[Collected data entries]
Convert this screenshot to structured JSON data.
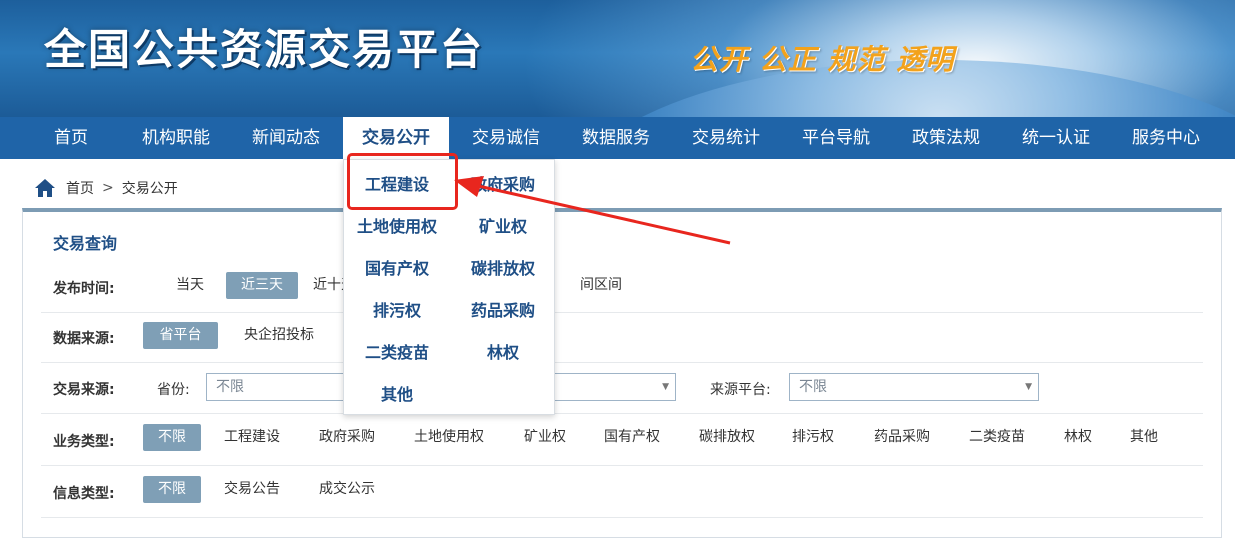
{
  "header": {
    "title": "全国公共资源交易平台",
    "slogan": "公开 公正 规范 透明"
  },
  "nav": {
    "items": [
      "首页",
      "机构职能",
      "新闻动态",
      "交易公开",
      "交易诚信",
      "数据服务",
      "交易统计",
      "平台导航",
      "政策法规",
      "统一认证",
      "服务中心"
    ],
    "active_index": 3
  },
  "breadcrumb": {
    "home_icon": "home-icon",
    "home": "首页",
    "separator": ">",
    "current": "交易公开"
  },
  "panel": {
    "title": "交易查询",
    "publish_time": {
      "label": "发布时间:",
      "options": [
        "当天",
        "近三天",
        "近十天",
        "间区间"
      ],
      "selected": "近三天"
    },
    "data_source": {
      "label": "数据来源:",
      "options": [
        "省平台",
        "央企招投标"
      ],
      "selected": "省平台"
    },
    "trade_source": {
      "label": "交易来源:",
      "province_label": "省份:",
      "province_value": "不限",
      "platform_label": "来源平台:",
      "platform_value": "不限"
    },
    "business_type": {
      "label": "业务类型:",
      "options": [
        "不限",
        "工程建设",
        "政府采购",
        "土地使用权",
        "矿业权",
        "国有产权",
        "碳排放权",
        "排污权",
        "药品采购",
        "二类疫苗",
        "林权",
        "其他"
      ],
      "selected": "不限"
    },
    "info_type": {
      "label": "信息类型:",
      "options": [
        "不限",
        "交易公告",
        "成交公示"
      ],
      "selected": "不限"
    }
  },
  "dropdown": {
    "items": [
      "工程建设",
      "政府采购",
      "土地使用权",
      "矿业权",
      "国有产权",
      "碳排放权",
      "排污权",
      "药品采购",
      "二类疫苗",
      "林权",
      "其他"
    ],
    "highlighted": "工程建设"
  },
  "colors": {
    "nav_bg": "#1f64a8",
    "accent": "#1f4f86",
    "selected_option": "#7f9fb6",
    "annotation_red": "#e8261e",
    "slogan": "#f3a21b"
  }
}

**WRITTEN INSTRUCTION**
Write every record out again exactly; no pictures belong in the copy.

**FULL RESPONSE**
Convert this screenshot to structured JSON data.
{
  "header": {
    "title": "全国公共资源交易平台",
    "slogan": "公开 公正 规范 透明"
  },
  "nav": {
    "items": [
      "首页",
      "机构职能",
      "新闻动态",
      "交易公开",
      "交易诚信",
      "数据服务",
      "交易统计",
      "平台导航",
      "政策法规",
      "统一认证",
      "服务中心"
    ],
    "active_index": 3
  },
  "breadcrumb": {
    "home_icon": "home-icon",
    "home": "首页",
    "separator": ">",
    "current": "交易公开"
  },
  "panel": {
    "title": "交易查询",
    "publish_time": {
      "label": "发布时间:",
      "options": [
        "当天",
        "近三天",
        "近十天",
        "间区间"
      ],
      "selected": "近三天"
    },
    "data_source": {
      "label": "数据来源:",
      "options": [
        "省平台",
        "央企招投标"
      ],
      "selected": "省平台"
    },
    "trade_source": {
      "label": "交易来源:",
      "province_label": "省份:",
      "province_value": "不限",
      "platform_label": "来源平台:",
      "platform_value": "不限"
    },
    "business_type": {
      "label": "业务类型:",
      "options": [
        "不限",
        "工程建设",
        "政府采购",
        "土地使用权",
        "矿业权",
        "国有产权",
        "碳排放权",
        "排污权",
        "药品采购",
        "二类疫苗",
        "林权",
        "其他"
      ],
      "selected": "不限"
    },
    "info_type": {
      "label": "信息类型:",
      "options": [
        "不限",
        "交易公告",
        "成交公示"
      ],
      "selected": "不限"
    }
  },
  "dropdown": {
    "items": [
      "工程建设",
      "政府采购",
      "土地使用权",
      "矿业权",
      "国有产权",
      "碳排放权",
      "排污权",
      "药品采购",
      "二类疫苗",
      "林权",
      "其他"
    ],
    "highlighted": "工程建设"
  },
  "colors": {
    "nav_bg": "#1f64a8",
    "accent": "#1f4f86",
    "selected_option": "#7f9fb6",
    "annotation_red": "#e8261e",
    "slogan": "#f3a21b"
  }
}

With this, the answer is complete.